**TASK REQUIREMENTS**
Among the records below, find each line that includes the string "more" and copy it.

**Collected data**
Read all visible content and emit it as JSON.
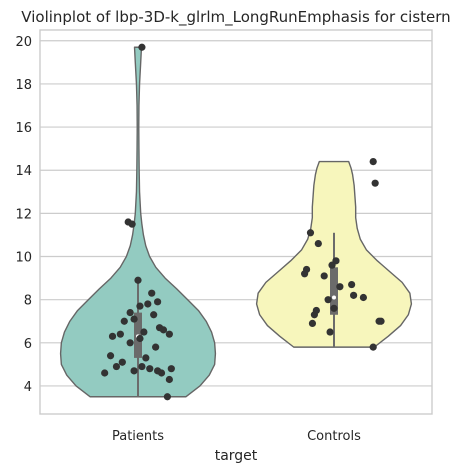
{
  "chart_data": {
    "type": "violin",
    "title": "Violinplot of lbp-3D-k_glrlm_LongRunEmphasis for cistern",
    "xlabel": "target",
    "ylabel": "",
    "ylim": [
      2.7,
      20.5
    ],
    "yticks": [
      4,
      6,
      8,
      10,
      12,
      14,
      16,
      18,
      20
    ],
    "grid": "horizontal",
    "categories": [
      "Patients",
      "Controls"
    ],
    "colors": {
      "Patients": "#93cbc1",
      "Controls": "#f7f6bc",
      "outline": "#666666",
      "box": "#6b6b6b",
      "point": "#333333",
      "grid": "#cccccc",
      "frame": "#cccccc"
    },
    "violins": [
      {
        "category": "Patients",
        "profile": [
          [
            3.5,
            0.62
          ],
          [
            4.0,
            0.8
          ],
          [
            4.5,
            0.92
          ],
          [
            5.0,
            0.99
          ],
          [
            5.5,
            1.0
          ],
          [
            6.0,
            0.99
          ],
          [
            6.5,
            0.95
          ],
          [
            7.0,
            0.88
          ],
          [
            7.5,
            0.78
          ],
          [
            8.0,
            0.64
          ],
          [
            8.5,
            0.5
          ],
          [
            9.0,
            0.35
          ],
          [
            9.5,
            0.23
          ],
          [
            10.0,
            0.15
          ],
          [
            10.5,
            0.1
          ],
          [
            11.0,
            0.07
          ],
          [
            11.5,
            0.05
          ],
          [
            12.0,
            0.035
          ],
          [
            13.0,
            0.02
          ],
          [
            14.0,
            0.015
          ],
          [
            15.0,
            0.012
          ],
          [
            16.0,
            0.01
          ],
          [
            17.0,
            0.012
          ],
          [
            18.0,
            0.02
          ],
          [
            19.0,
            0.035
          ],
          [
            19.7,
            0.045
          ]
        ],
        "box": {
          "q1": 5.3,
          "median": 6.3,
          "q3": 7.4,
          "whisker_low": 3.5,
          "whisker_high": 8.9
        },
        "points": [
          [
            0.02,
            19.7
          ],
          [
            -0.05,
            11.6
          ],
          [
            -0.03,
            11.5
          ],
          [
            0.0,
            8.9
          ],
          [
            0.07,
            8.3
          ],
          [
            0.1,
            7.9
          ],
          [
            0.05,
            7.8
          ],
          [
            0.01,
            7.7
          ],
          [
            -0.04,
            7.4
          ],
          [
            0.08,
            7.3
          ],
          [
            -0.02,
            7.1
          ],
          [
            -0.07,
            7.0
          ],
          [
            0.11,
            6.7
          ],
          [
            0.13,
            6.6
          ],
          [
            0.03,
            6.5
          ],
          [
            -0.09,
            6.4
          ],
          [
            0.16,
            6.4
          ],
          [
            -0.13,
            6.3
          ],
          [
            0.01,
            6.2
          ],
          [
            -0.04,
            6.0
          ],
          [
            0.09,
            5.8
          ],
          [
            -0.14,
            5.4
          ],
          [
            0.04,
            5.3
          ],
          [
            -0.08,
            5.1
          ],
          [
            -0.11,
            4.9
          ],
          [
            0.02,
            4.9
          ],
          [
            0.06,
            4.8
          ],
          [
            0.17,
            4.8
          ],
          [
            -0.02,
            4.7
          ],
          [
            0.1,
            4.7
          ],
          [
            -0.17,
            4.6
          ],
          [
            0.12,
            4.6
          ],
          [
            0.16,
            4.3
          ],
          [
            0.15,
            3.5
          ]
        ]
      },
      {
        "category": "Controls",
        "profile": [
          [
            5.8,
            0.52
          ],
          [
            6.3,
            0.7
          ],
          [
            6.8,
            0.86
          ],
          [
            7.3,
            0.96
          ],
          [
            7.8,
            1.0
          ],
          [
            8.3,
            0.98
          ],
          [
            8.8,
            0.88
          ],
          [
            9.3,
            0.72
          ],
          [
            9.8,
            0.56
          ],
          [
            10.3,
            0.42
          ],
          [
            10.8,
            0.34
          ],
          [
            11.3,
            0.3
          ],
          [
            11.8,
            0.28
          ],
          [
            12.3,
            0.28
          ],
          [
            12.8,
            0.27
          ],
          [
            13.3,
            0.26
          ],
          [
            13.8,
            0.24
          ],
          [
            14.1,
            0.22
          ],
          [
            14.4,
            0.19
          ]
        ],
        "box": {
          "q1": 7.3,
          "median": 8.1,
          "q3": 9.5,
          "whisker_low": 5.8,
          "whisker_high": 11.1
        },
        "points": [
          [
            0.2,
            14.4
          ],
          [
            0.21,
            13.4
          ],
          [
            -0.12,
            11.1
          ],
          [
            -0.08,
            10.6
          ],
          [
            0.01,
            9.8
          ],
          [
            -0.01,
            9.6
          ],
          [
            -0.14,
            9.4
          ],
          [
            -0.15,
            9.2
          ],
          [
            -0.05,
            9.1
          ],
          [
            0.03,
            8.6
          ],
          [
            0.09,
            8.7
          ],
          [
            0.1,
            8.2
          ],
          [
            0.15,
            8.1
          ],
          [
            -0.03,
            8.0
          ],
          [
            0.0,
            7.6
          ],
          [
            -0.09,
            7.5
          ],
          [
            -0.1,
            7.3
          ],
          [
            0.23,
            7.0
          ],
          [
            0.24,
            7.0
          ],
          [
            -0.11,
            6.9
          ],
          [
            -0.02,
            6.5
          ],
          [
            0.2,
            5.8
          ]
        ]
      }
    ]
  }
}
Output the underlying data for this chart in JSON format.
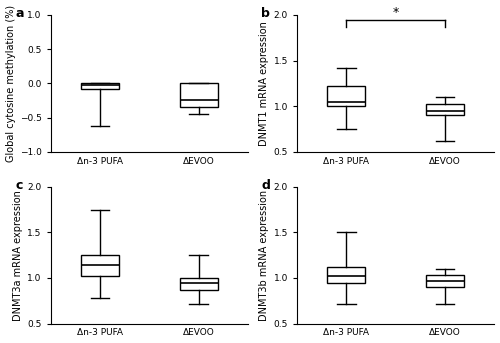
{
  "panels": [
    {
      "label": "a",
      "ylabel": "Global cytosine methylation (%)",
      "ylim": [
        -1.0,
        1.0
      ],
      "yticks": [
        -1.0,
        -0.5,
        0.0,
        0.5,
        1.0
      ],
      "boxes": [
        {
          "group": "Δn-3 PUFA",
          "q1": -0.08,
          "median": -0.03,
          "q3": 0.0,
          "whislo": -0.62,
          "whishi": 0.0
        },
        {
          "group": "ΔEVOO",
          "q1": -0.35,
          "median": -0.25,
          "q3": 0.0,
          "whislo": -0.45,
          "whishi": 0.0
        }
      ],
      "significance": null
    },
    {
      "label": "b",
      "ylabel": "DNMT1 mRNA expression",
      "ylim": [
        0.5,
        2.0
      ],
      "yticks": [
        0.5,
        1.0,
        1.5,
        2.0
      ],
      "boxes": [
        {
          "group": "Δn-3 PUFA",
          "q1": 1.0,
          "median": 1.05,
          "q3": 1.22,
          "whislo": 0.75,
          "whishi": 1.42
        },
        {
          "group": "ΔEVOO",
          "q1": 0.9,
          "median": 0.95,
          "q3": 1.02,
          "whislo": 0.62,
          "whishi": 1.1
        }
      ],
      "significance": "*"
    },
    {
      "label": "c",
      "ylabel": "DNMT3a mRNA expression",
      "ylim": [
        0.5,
        2.0
      ],
      "yticks": [
        0.5,
        1.0,
        1.5,
        2.0
      ],
      "boxes": [
        {
          "group": "Δn-3 PUFA",
          "q1": 1.02,
          "median": 1.14,
          "q3": 1.25,
          "whislo": 0.78,
          "whishi": 1.75
        },
        {
          "group": "ΔEVOO",
          "q1": 0.87,
          "median": 0.95,
          "q3": 1.0,
          "whislo": 0.72,
          "whishi": 1.25
        }
      ],
      "significance": null
    },
    {
      "label": "d",
      "ylabel": "DNMT3b mRNA expression",
      "ylim": [
        0.5,
        2.0
      ],
      "yticks": [
        0.5,
        1.0,
        1.5,
        2.0
      ],
      "boxes": [
        {
          "group": "Δn-3 PUFA",
          "q1": 0.95,
          "median": 1.02,
          "q3": 1.12,
          "whislo": 0.72,
          "whishi": 1.5
        },
        {
          "group": "ΔEVOO",
          "q1": 0.9,
          "median": 0.97,
          "q3": 1.03,
          "whislo": 0.72,
          "whishi": 1.1
        }
      ],
      "significance": null
    }
  ],
  "box_width": 0.38,
  "box_color": "white",
  "box_linecolor": "black",
  "median_color": "black",
  "whisker_color": "black",
  "cap_color": "black",
  "fontsize_label": 7.0,
  "fontsize_tick": 6.5,
  "fontsize_panel_label": 9,
  "background_color": "white"
}
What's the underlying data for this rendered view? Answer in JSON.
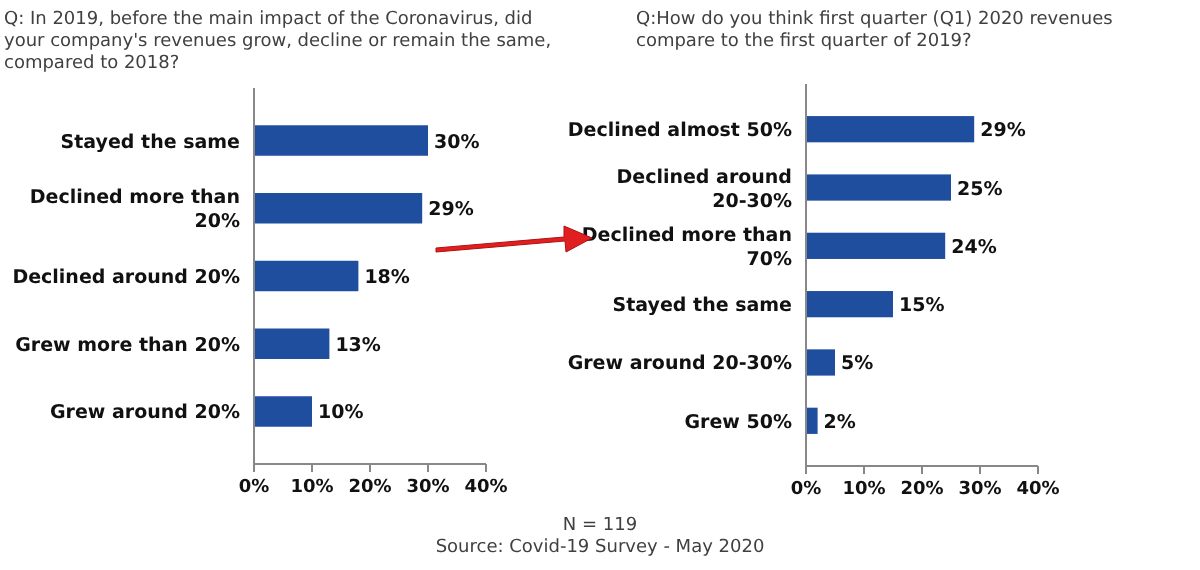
{
  "chart_data": [
    {
      "type": "bar",
      "orientation": "horizontal",
      "title": "Q: In 2019, before the main impact of the Coronavirus, did your company's revenues grow, decline or remain the same, compared to 2018?",
      "categories": [
        "Stayed the same",
        "Declined more than 20%",
        "Declined around 20%",
        "Grew more than 20%",
        "Grew around 20%"
      ],
      "values": [
        30,
        29,
        18,
        13,
        10
      ],
      "value_labels": [
        "30%",
        "29%",
        "18%",
        "13%",
        "10%"
      ],
      "color": "#1f4e9e",
      "xlim": [
        0,
        40
      ],
      "xticks": [
        {
          "value": 0,
          "label": "0%"
        },
        {
          "value": 10,
          "label": "10%"
        },
        {
          "value": 20,
          "label": "20%"
        },
        {
          "value": 30,
          "label": "30%"
        },
        {
          "value": 40,
          "label": "40%"
        }
      ],
      "annotations": [
        "N = 119",
        "Source: Covid-19 Survey - May 2020"
      ]
    },
    {
      "type": "bar",
      "orientation": "horizontal",
      "title": "Q:How do you think first quarter (Q1) 2020 revenues compare to the first quarter of 2019?",
      "categories": [
        "Declined almost 50%",
        "Declined around 20-30%",
        "Declined more than 70%",
        "Stayed the same",
        "Grew around 20-30%",
        "Grew 50%"
      ],
      "values": [
        29,
        25,
        24,
        15,
        5,
        2
      ],
      "value_labels": [
        "29%",
        "25%",
        "24%",
        "15%",
        "5%",
        "2%"
      ],
      "color": "#1f4e9e",
      "xlim": [
        0,
        40
      ],
      "xticks": [
        {
          "value": 0,
          "label": "0%"
        },
        {
          "value": 10,
          "label": "10%"
        },
        {
          "value": 20,
          "label": "20%"
        },
        {
          "value": 30,
          "label": "30%"
        },
        {
          "value": 40,
          "label": "40%"
        }
      ]
    }
  ]
}
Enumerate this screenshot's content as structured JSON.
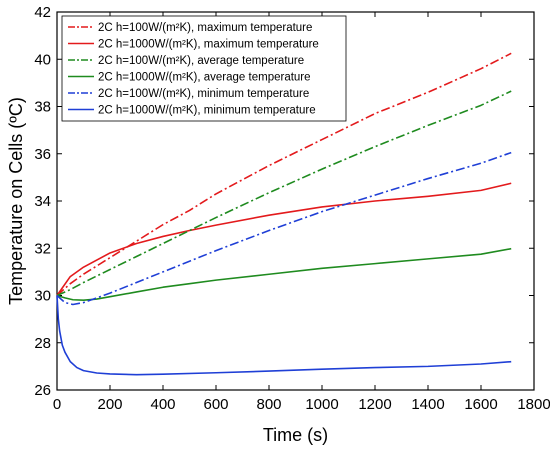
{
  "chart_data": {
    "type": "line",
    "xlabel": "Time (s)",
    "ylabel": "Temperature on Cells (ºC)",
    "xlim": [
      0,
      1800
    ],
    "ylim": [
      26,
      42
    ],
    "xticks": [
      0,
      200,
      400,
      600,
      800,
      1000,
      1200,
      1400,
      1600,
      1800
    ],
    "yticks": [
      26,
      28,
      30,
      32,
      34,
      36,
      38,
      40,
      42
    ],
    "grid": false,
    "legend_position": "top-left",
    "series": [
      {
        "name": "2C h=100W/(m²K),   maximum temperature",
        "color": "#e31a1c",
        "dash": "dashdot",
        "x": [
          0,
          50,
          100,
          200,
          300,
          400,
          500,
          600,
          800,
          1000,
          1200,
          1400,
          1600,
          1714
        ],
        "y": [
          30.0,
          30.5,
          30.9,
          31.6,
          32.3,
          33.0,
          33.6,
          34.3,
          35.5,
          36.6,
          37.7,
          38.6,
          39.6,
          40.25
        ]
      },
      {
        "name": "2C h=1000W/(m²K), maximum temperature",
        "color": "#e31a1c",
        "dash": "solid",
        "x": [
          0,
          50,
          100,
          200,
          300,
          400,
          500,
          600,
          800,
          1000,
          1200,
          1400,
          1600,
          1714
        ],
        "y": [
          30.0,
          30.8,
          31.2,
          31.8,
          32.2,
          32.5,
          32.75,
          32.98,
          33.4,
          33.75,
          34.0,
          34.2,
          34.45,
          34.75
        ]
      },
      {
        "name": "2C h=100W/(m²K),    average temperature",
        "color": "#1f8b1f",
        "dash": "dashdot",
        "x": [
          0,
          50,
          100,
          200,
          300,
          400,
          500,
          600,
          800,
          1000,
          1200,
          1400,
          1600,
          1714
        ],
        "y": [
          30.0,
          30.25,
          30.55,
          31.1,
          31.65,
          32.2,
          32.75,
          33.3,
          34.35,
          35.35,
          36.3,
          37.2,
          38.05,
          38.65
        ]
      },
      {
        "name": "2C h=1000W/(m²K),   average temperature",
        "color": "#1f8b1f",
        "dash": "solid",
        "x": [
          0,
          30,
          60,
          100,
          150,
          200,
          300,
          400,
          500,
          600,
          800,
          1000,
          1200,
          1400,
          1600,
          1714
        ],
        "y": [
          30.0,
          29.9,
          29.82,
          29.8,
          29.85,
          29.95,
          30.15,
          30.35,
          30.5,
          30.65,
          30.9,
          31.15,
          31.35,
          31.55,
          31.75,
          31.98
        ]
      },
      {
        "name": "2C h=100W/(m²K),  minimum temperature",
        "color": "#1f3fd6",
        "dash": "dashdot",
        "x": [
          0,
          30,
          60,
          100,
          150,
          200,
          300,
          400,
          500,
          600,
          800,
          1000,
          1200,
          1400,
          1600,
          1714
        ],
        "y": [
          30.0,
          29.7,
          29.62,
          29.7,
          29.9,
          30.1,
          30.55,
          31.0,
          31.45,
          31.9,
          32.75,
          33.55,
          34.25,
          34.95,
          35.6,
          36.05
        ]
      },
      {
        "name": "2C h=1000W/(m²K), minimum temperature",
        "color": "#1f3fd6",
        "dash": "solid",
        "x": [
          0,
          5,
          10,
          20,
          30,
          50,
          75,
          100,
          150,
          200,
          300,
          400,
          600,
          800,
          1000,
          1200,
          1400,
          1600,
          1714
        ],
        "y": [
          30.0,
          29.0,
          28.5,
          27.9,
          27.6,
          27.2,
          26.95,
          26.82,
          26.72,
          26.68,
          26.65,
          26.67,
          26.73,
          26.8,
          26.88,
          26.95,
          27.0,
          27.1,
          27.2
        ]
      }
    ]
  }
}
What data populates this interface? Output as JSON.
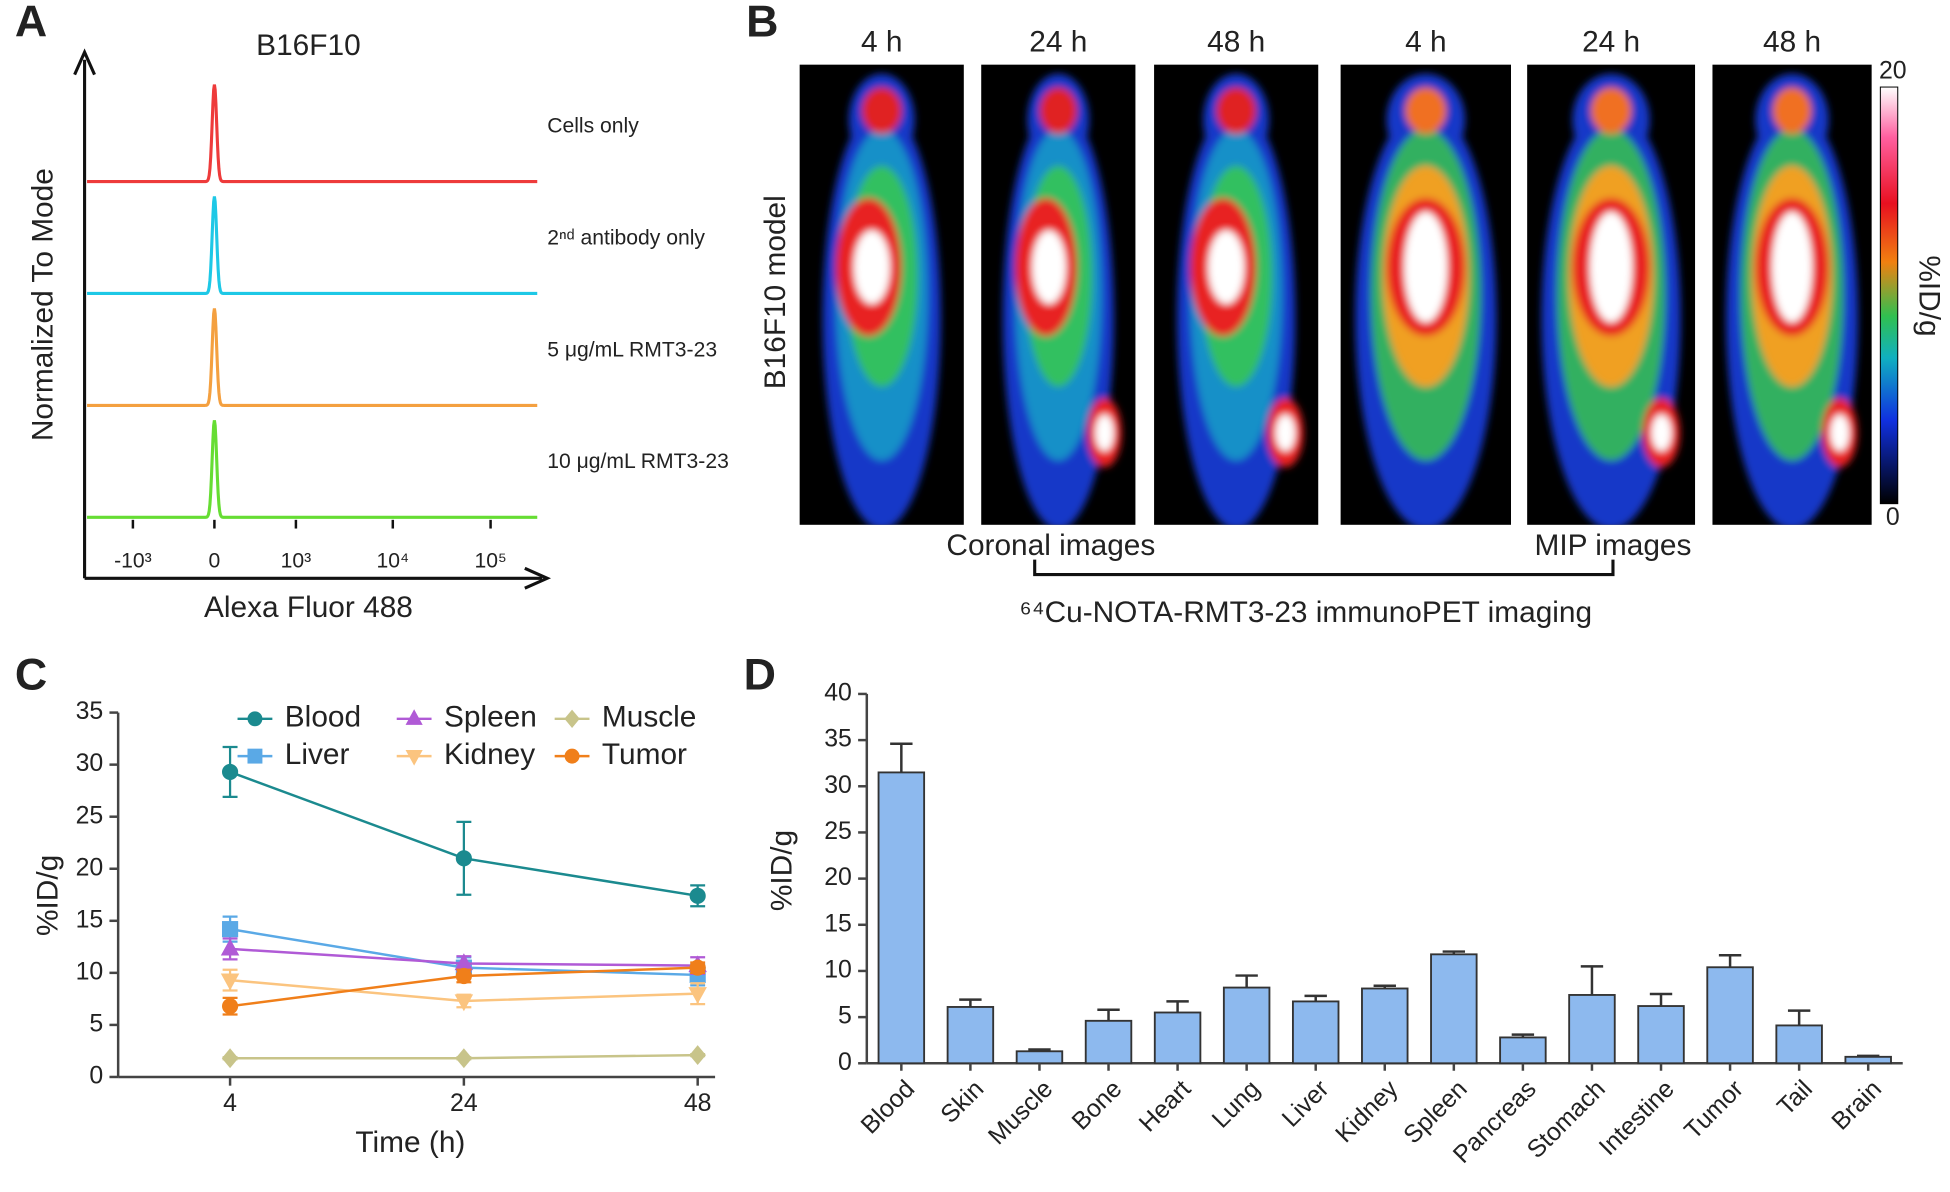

**TASK SOLUTION**
        "Declined more than 20%",
        "Grew more than 20%",
        "Declined more than 70%",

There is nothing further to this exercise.